REQUEST |
Search the material below for the string "screenshot" and extract each line that has it.

SUPPLIED ENTRIES |
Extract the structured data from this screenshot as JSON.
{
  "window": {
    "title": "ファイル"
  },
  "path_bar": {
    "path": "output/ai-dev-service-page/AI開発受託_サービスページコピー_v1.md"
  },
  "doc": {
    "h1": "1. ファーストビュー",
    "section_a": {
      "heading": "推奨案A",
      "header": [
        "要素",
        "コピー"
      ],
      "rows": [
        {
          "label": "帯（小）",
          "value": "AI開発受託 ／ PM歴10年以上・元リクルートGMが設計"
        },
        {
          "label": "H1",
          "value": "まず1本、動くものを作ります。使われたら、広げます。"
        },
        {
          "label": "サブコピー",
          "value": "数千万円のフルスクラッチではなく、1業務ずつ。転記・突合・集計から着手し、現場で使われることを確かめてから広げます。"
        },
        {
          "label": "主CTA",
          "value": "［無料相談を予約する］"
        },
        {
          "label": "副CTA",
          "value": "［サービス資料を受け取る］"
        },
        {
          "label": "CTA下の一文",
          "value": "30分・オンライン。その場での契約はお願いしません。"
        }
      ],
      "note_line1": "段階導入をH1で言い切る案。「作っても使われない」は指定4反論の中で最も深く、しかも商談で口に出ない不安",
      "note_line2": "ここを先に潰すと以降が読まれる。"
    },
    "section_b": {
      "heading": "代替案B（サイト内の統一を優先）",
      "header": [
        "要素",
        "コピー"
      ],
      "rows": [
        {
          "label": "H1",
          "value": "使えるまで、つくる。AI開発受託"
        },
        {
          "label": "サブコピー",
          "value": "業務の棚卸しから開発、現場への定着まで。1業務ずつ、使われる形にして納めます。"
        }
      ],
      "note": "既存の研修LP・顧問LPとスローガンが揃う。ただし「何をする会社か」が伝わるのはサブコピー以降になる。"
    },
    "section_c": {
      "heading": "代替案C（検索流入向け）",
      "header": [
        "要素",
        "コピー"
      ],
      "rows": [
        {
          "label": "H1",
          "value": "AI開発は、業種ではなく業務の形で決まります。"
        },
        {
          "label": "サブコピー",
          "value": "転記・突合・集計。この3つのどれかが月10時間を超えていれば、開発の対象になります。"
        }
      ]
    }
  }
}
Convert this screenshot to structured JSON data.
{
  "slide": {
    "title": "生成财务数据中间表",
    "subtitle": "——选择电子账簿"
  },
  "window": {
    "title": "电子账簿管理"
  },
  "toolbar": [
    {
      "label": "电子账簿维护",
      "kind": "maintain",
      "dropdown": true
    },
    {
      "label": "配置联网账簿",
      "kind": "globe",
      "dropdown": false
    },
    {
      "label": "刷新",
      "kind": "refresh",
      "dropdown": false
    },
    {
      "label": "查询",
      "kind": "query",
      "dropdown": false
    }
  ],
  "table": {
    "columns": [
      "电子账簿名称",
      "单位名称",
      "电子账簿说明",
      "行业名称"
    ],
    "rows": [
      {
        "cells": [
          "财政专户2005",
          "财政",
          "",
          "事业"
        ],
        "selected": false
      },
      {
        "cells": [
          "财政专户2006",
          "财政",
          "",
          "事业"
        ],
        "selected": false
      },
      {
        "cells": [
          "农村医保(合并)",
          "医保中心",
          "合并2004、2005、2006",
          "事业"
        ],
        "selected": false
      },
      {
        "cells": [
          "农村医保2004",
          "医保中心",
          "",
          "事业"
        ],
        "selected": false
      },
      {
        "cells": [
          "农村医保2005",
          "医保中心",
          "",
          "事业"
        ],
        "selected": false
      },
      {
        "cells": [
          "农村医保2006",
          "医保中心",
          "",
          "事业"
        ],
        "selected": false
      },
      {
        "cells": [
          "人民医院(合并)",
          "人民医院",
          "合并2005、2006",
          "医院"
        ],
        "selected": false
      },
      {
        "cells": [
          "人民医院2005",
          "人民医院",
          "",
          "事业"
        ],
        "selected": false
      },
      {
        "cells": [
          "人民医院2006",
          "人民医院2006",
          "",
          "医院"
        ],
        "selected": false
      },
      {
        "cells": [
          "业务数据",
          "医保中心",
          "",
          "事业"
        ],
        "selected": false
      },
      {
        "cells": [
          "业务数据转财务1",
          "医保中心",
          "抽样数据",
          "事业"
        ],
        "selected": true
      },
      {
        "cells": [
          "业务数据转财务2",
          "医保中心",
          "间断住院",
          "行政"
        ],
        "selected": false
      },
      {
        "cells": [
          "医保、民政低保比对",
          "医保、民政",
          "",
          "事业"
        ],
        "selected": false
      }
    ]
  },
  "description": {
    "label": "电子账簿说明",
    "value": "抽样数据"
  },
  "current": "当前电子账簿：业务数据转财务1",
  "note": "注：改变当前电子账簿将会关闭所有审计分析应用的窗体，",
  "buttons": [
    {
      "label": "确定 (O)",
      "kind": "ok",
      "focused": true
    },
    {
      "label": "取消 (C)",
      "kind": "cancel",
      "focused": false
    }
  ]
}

SOLUTION FOR THIS EXERCISE |
Extract the structured data from this screenshot as JSON.
Convert this screenshot to structured JSON data.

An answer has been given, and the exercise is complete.